Entries from a dataset
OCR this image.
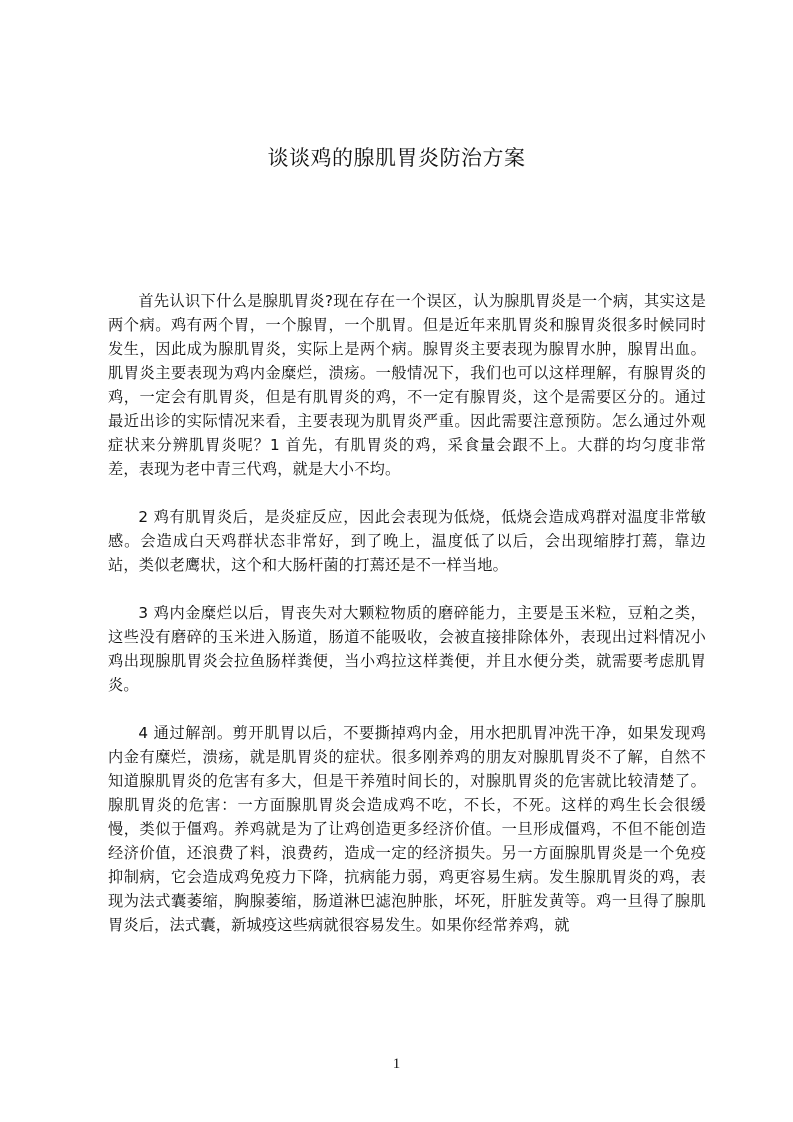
谈谈鸡的腺肌胃炎防治方案

首先认识下什么是腺肌胃炎?现在存在一个误区，认为腺肌胃炎是一个病，其实这是两个病。鸡有两个胃，一个腺胃，一个肌胃。但是近年来肌胃炎和腺胃炎很多时候同时发生，因此成为腺肌胃炎，实际上是两个病。腺胃炎主要表现为腺胃水肿，腺胃出血。肌胃炎主要表现为鸡内金糜烂，溃疡。一般情况下，我们也可以这样理解，有腺胃炎的鸡，一定会有肌胃炎，但是有肌胃炎的鸡，不一定有腺胃炎，这个是需要区分的。通过最近出诊的实际情况来看，主要表现为肌胃炎严重。因此需要注意预防。怎么通过外观症状来分辨肌胃炎呢？1 首先，有肌胃炎的鸡，采食量会跟不上。大群的均匀度非常差，表现为老中青三代鸡，就是大小不均。

2 鸡有肌胃炎后，是炎症反应，因此会表现为低烧，低烧会造成鸡群对温度非常敏感。会造成白天鸡群状态非常好，到了晚上，温度低了以后，会出现缩脖打蔫，靠边站，类似老鹰状，这个和大肠杆菌的打蔫还是不一样当地。

3 鸡内金糜烂以后，胃丧失对大颗粒物质的磨碎能力，主要是玉米粒，豆粕之类，这些没有磨碎的玉米进入肠道，肠道不能吸收，会被直接排除体外，表现出过料情况小鸡出现腺肌胃炎会拉鱼肠样粪便，当小鸡拉这样粪便，并且水便分类，就需要考虑肌胃炎。

4 通过解剖。剪开肌胃以后，不要撕掉鸡内金，用水把肌胃冲洗干净，如果发现鸡内金有糜烂，溃疡，就是肌胃炎的症状。很多刚养鸡的朋友对腺肌胃炎不了解，自然不知道腺肌胃炎的危害有多大，但是干养殖时间长的，对腺肌胃炎的危害就比较清楚了。腺肌胃炎的危害：一方面腺肌胃炎会造成鸡不吃，不长，不死。这样的鸡生长会很缓慢，类似于僵鸡。养鸡就是为了让鸡创造更多经济价值。一旦形成僵鸡，不但不能创造经济价值，还浪费了料，浪费药，造成一定的经济损失。另一方面腺肌胃炎是一个免疫抑制病，它会造成鸡免疫力下降，抗病能力弱，鸡更容易生病。发生腺肌胃炎的鸡，表现为法式囊萎缩，胸腺萎缩，肠道淋巴滤泡肿胀，坏死，肝脏发黄等。鸡一旦得了腺肌胃炎后，法式囊，新城疫这些病就很容易发生。如果你经常养鸡，就

1
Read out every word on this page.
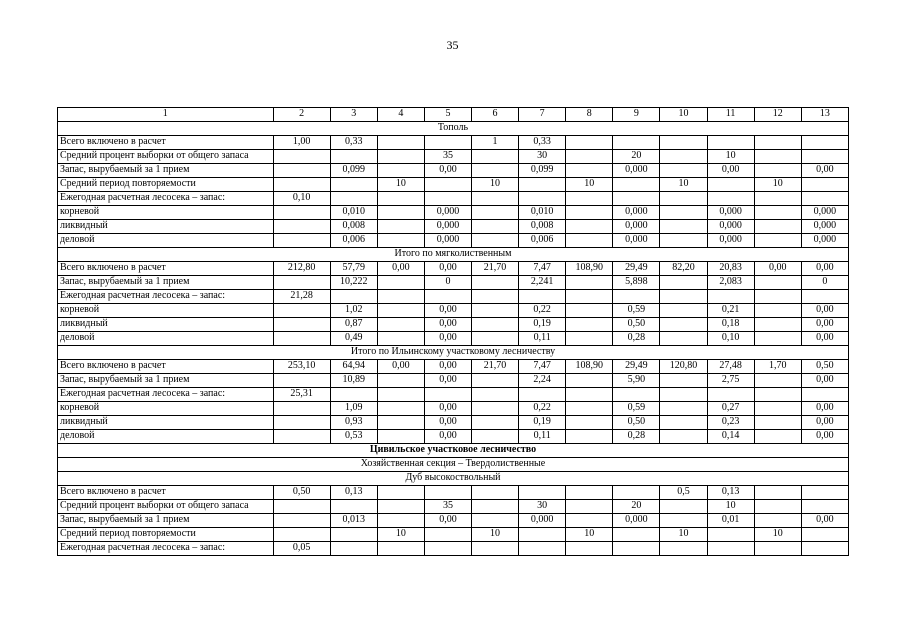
35
1	2	3	4	5	6	7	8	9	10	11	12	13
Тополь												
Всего включено в расчет	1,00	0,33			1	0,33						
Средний процент выборки от общего запаса				35		30		20		10		
Запас, вырубаемый за 1 прием		0,099		0,00		0,099		0,000		0,00		0,00
Средний период повторяемости			10		10		10		10		10	
Ежегодная расчетная лесосека – запас:	0,10											
корневой		0,010		0,000		0,010		0,000		0,000		0,000
ликвидный		0,008		0,000		0,008		0,000		0,000		0,000
деловой		0,006		0,000		0,006		0,000		0,000		0,000
Итого по мягколиственным												
Всего включено в расчет	212,80	57,79	0,00	0,00	21,70	7,47	108,90	29,49	82,20	20,83	0,00	0,00
Запас, вырубаемый за 1 прием		10,222		0		2,241		5,898		2,083		0
Ежегодная расчетная лесосека – запас:	21,28											
корневой		1,02		0,00		0,22		0,59		0,21		0,00
ликвидный		0,87		0,00		0,19		0,50		0,18		0,00
деловой		0,49		0,00		0,11		0,28		0,10		0,00
Итого по Ильинскому участковому лесничеству												
Всего включено в расчет	253,10	64,94	0,00	0,00	21,70	7,47	108,90	29,49	120,80	27,48	1,70	0,50
Запас, вырубаемый за 1 прием		10,89		0,00		2,24		5,90		2,75		0,00
Ежегодная расчетная лесосека – запас:	25,31											
корневой		1,09		0,00		0,22		0,59		0,27		0,00
ликвидный		0,93		0,00		0,19		0,50		0,23		0,00
деловой		0,53		0,00		0,11		0,28		0,14		0,00
Цивильское участковое лесничество												
Хозяйственная секция – Твердолиственные												
Дуб высокоствольный												
Всего включено в расчет	0,50	0,13							0,5	0,13		
Средний процент выборки от общего запаса				35		30		20		10		
Запас, вырубаемый за 1 прием		0,013		0,00		0,000		0,000		0,01		0,00
Средний период повторяемости			10		10		10		10		10	
Ежегодная расчетная лесосека – запас:	0,05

TASK DETAILS ::
Write out an exact copy of the lines beginning at the line that contains "Read out every word on this page." and ending at the last line of the listing. Exclude pictures.

FINAL ANSWER ::
Read out every word on this page.
35
1	2	3	4	5	6	7	8	9	10	11	12	13
Тополь												
Всего включено в расчет	1,00	0,33			1	0,33						
Средний процент выборки от общего запаса				35		30		20		10		
Запас, вырубаемый за 1 прием		0,099		0,00		0,099		0,000		0,00		0,00
Средний период повторяемости			10		10		10		10		10	
Ежегодная расчетная лесосека – запас:	0,10											
корневой		0,010		0,000		0,010		0,000		0,000		0,000
ликвидный		0,008		0,000		0,008		0,000		0,000		0,000
деловой		0,006		0,000		0,006		0,000		0,000		0,000
Итого по мягколиственным												
Всего включено в расчет	212,80	57,79	0,00	0,00	21,70	7,47	108,90	29,49	82,20	20,83	0,00	0,00
Запас, вырубаемый за 1 прием		10,222		0		2,241		5,898		2,083		0
Ежегодная расчетная лесосека – запас:	21,28											
корневой		1,02		0,00		0,22		0,59		0,21		0,00
ликвидный		0,87		0,00		0,19		0,50		0,18		0,00
деловой		0,49		0,00		0,11		0,28		0,10		0,00
Итого по Ильинскому участковому лесничеству												
Всего включено в расчет	253,10	64,94	0,00	0,00	21,70	7,47	108,90	29,49	120,80	27,48	1,70	0,50
Запас, вырубаемый за 1 прием		10,89		0,00		2,24		5,90		2,75		0,00
Ежегодная расчетная лесосека – запас:	25,31											
корневой		1,09		0,00		0,22		0,59		0,27		0,00
ликвидный		0,93		0,00		0,19		0,50		0,23		0,00
деловой		0,53		0,00		0,11		0,28		0,14		0,00
Цивильское участковое лесничество												
Хозяйственная секция – Твердолиственные												
Дуб высокоствольный												
Всего включено в расчет	0,50	0,13							0,5	0,13		
Средний процент выборки от общего запаса				35		30		20		10		
Запас, вырубаемый за 1 прием		0,013		0,00		0,000		0,000		0,01		0,00
Средний период повторяемости			10		10		10		10		10	
Ежегодная расчетная лесосека – запас:	0,05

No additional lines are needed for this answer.